— begin —
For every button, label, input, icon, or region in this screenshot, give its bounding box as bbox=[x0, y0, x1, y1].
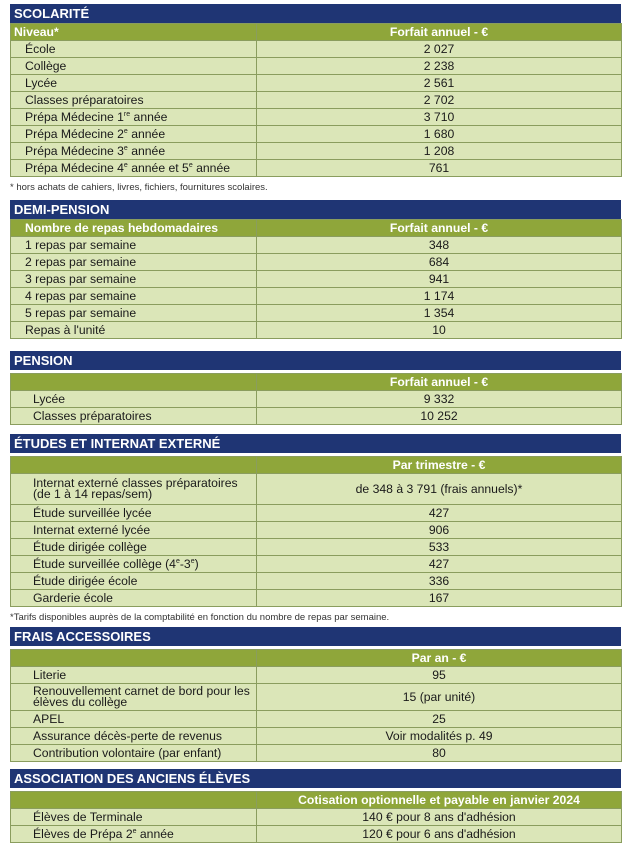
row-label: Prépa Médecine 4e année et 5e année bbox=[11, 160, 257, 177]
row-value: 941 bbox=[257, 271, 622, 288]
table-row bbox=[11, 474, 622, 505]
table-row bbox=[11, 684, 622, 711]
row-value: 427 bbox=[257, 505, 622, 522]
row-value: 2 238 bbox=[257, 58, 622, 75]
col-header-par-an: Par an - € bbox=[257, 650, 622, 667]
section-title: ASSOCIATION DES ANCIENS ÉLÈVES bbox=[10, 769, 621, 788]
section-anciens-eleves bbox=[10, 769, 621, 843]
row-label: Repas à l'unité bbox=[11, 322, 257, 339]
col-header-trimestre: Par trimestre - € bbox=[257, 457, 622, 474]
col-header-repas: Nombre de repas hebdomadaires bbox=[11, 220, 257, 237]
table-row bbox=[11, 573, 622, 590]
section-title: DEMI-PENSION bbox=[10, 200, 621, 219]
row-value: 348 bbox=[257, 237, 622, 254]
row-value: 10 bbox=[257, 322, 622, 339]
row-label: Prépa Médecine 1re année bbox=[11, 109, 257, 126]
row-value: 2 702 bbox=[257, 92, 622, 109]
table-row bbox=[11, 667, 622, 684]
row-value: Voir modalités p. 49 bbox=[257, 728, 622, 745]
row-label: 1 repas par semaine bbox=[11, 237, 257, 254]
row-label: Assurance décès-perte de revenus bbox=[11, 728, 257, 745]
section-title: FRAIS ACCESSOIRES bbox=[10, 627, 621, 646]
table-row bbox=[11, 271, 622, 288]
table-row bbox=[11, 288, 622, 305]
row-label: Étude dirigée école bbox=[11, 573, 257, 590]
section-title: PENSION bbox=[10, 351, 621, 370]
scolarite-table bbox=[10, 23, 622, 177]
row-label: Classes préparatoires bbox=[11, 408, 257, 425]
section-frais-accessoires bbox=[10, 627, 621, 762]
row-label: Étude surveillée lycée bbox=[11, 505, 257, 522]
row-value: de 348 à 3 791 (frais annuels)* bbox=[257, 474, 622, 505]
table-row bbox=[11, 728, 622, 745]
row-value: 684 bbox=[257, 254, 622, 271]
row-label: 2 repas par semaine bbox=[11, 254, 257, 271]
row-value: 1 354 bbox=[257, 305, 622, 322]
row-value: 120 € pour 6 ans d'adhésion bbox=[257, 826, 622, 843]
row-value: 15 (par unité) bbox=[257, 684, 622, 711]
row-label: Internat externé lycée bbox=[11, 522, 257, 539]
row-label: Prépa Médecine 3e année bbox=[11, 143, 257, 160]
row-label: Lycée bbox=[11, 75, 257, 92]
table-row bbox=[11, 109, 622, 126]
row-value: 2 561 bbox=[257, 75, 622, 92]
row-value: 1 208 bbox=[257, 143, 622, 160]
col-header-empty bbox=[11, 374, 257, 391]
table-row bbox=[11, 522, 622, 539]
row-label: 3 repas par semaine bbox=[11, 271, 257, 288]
— end —
Reproduce every line of the records above verbatim, omitting the pictures.

● **Finished task**:
For every button, label, input, icon, or region in this screenshot, give its bounding box as bbox=[x0, y0, x1, y1].
row-label: Prépa Médecine 4e année et 5e année bbox=[11, 160, 257, 177]
row-value: 941 bbox=[257, 271, 622, 288]
table-row bbox=[11, 474, 622, 505]
table-row bbox=[11, 684, 622, 711]
row-value: 427 bbox=[257, 505, 622, 522]
row-value: 2 238 bbox=[257, 58, 622, 75]
col-header-par-an: Par an - € bbox=[257, 650, 622, 667]
section-title: ASSOCIATION DES ANCIENS ÉLÈVES bbox=[10, 769, 621, 788]
section-anciens-eleves bbox=[10, 769, 621, 843]
row-label: Repas à l'unité bbox=[11, 322, 257, 339]
col-header-trimestre: Par trimestre - € bbox=[257, 457, 622, 474]
col-header-repas: Nombre de repas hebdomadaires bbox=[11, 220, 257, 237]
table-row bbox=[11, 573, 622, 590]
section-title: DEMI-PENSION bbox=[10, 200, 621, 219]
row-value: 348 bbox=[257, 237, 622, 254]
row-value: 10 bbox=[257, 322, 622, 339]
row-label: Prépa Médecine 1re année bbox=[11, 109, 257, 126]
row-value: 2 702 bbox=[257, 92, 622, 109]
table-row bbox=[11, 667, 622, 684]
row-value: Voir modalités p. 49 bbox=[257, 728, 622, 745]
row-label: 1 repas par semaine bbox=[11, 237, 257, 254]
row-label: Assurance décès-perte de revenus bbox=[11, 728, 257, 745]
section-title: FRAIS ACCESSOIRES bbox=[10, 627, 621, 646]
table-row bbox=[11, 271, 622, 288]
table-row bbox=[11, 288, 622, 305]
row-label: Étude dirigée école bbox=[11, 573, 257, 590]
section-title: PENSION bbox=[10, 351, 621, 370]
scolarite-table bbox=[10, 23, 622, 177]
row-label: Classes préparatoires bbox=[11, 408, 257, 425]
section-frais-accessoires bbox=[10, 627, 621, 762]
row-label: Étude surveillée lycée bbox=[11, 505, 257, 522]
row-value: de 348 à 3 791 (frais annuels)* bbox=[257, 474, 622, 505]
table-row bbox=[11, 728, 622, 745]
row-value: 684 bbox=[257, 254, 622, 271]
row-label: 2 repas par semaine bbox=[11, 254, 257, 271]
row-value: 1 354 bbox=[257, 305, 622, 322]
row-value: 120 € pour 6 ans d'adhésion bbox=[257, 826, 622, 843]
row-value: 15 (par unité) bbox=[257, 684, 622, 711]
row-label: Internat externé lycée bbox=[11, 522, 257, 539]
row-label: Prépa Médecine 3e année bbox=[11, 143, 257, 160]
row-label: Lycée bbox=[11, 75, 257, 92]
table-row bbox=[11, 109, 622, 126]
row-value: 2 561 bbox=[257, 75, 622, 92]
row-value: 1 208 bbox=[257, 143, 622, 160]
col-header-empty bbox=[11, 374, 257, 391]
table-row bbox=[11, 522, 622, 539]
row-label: 3 repas par semaine bbox=[11, 271, 257, 288]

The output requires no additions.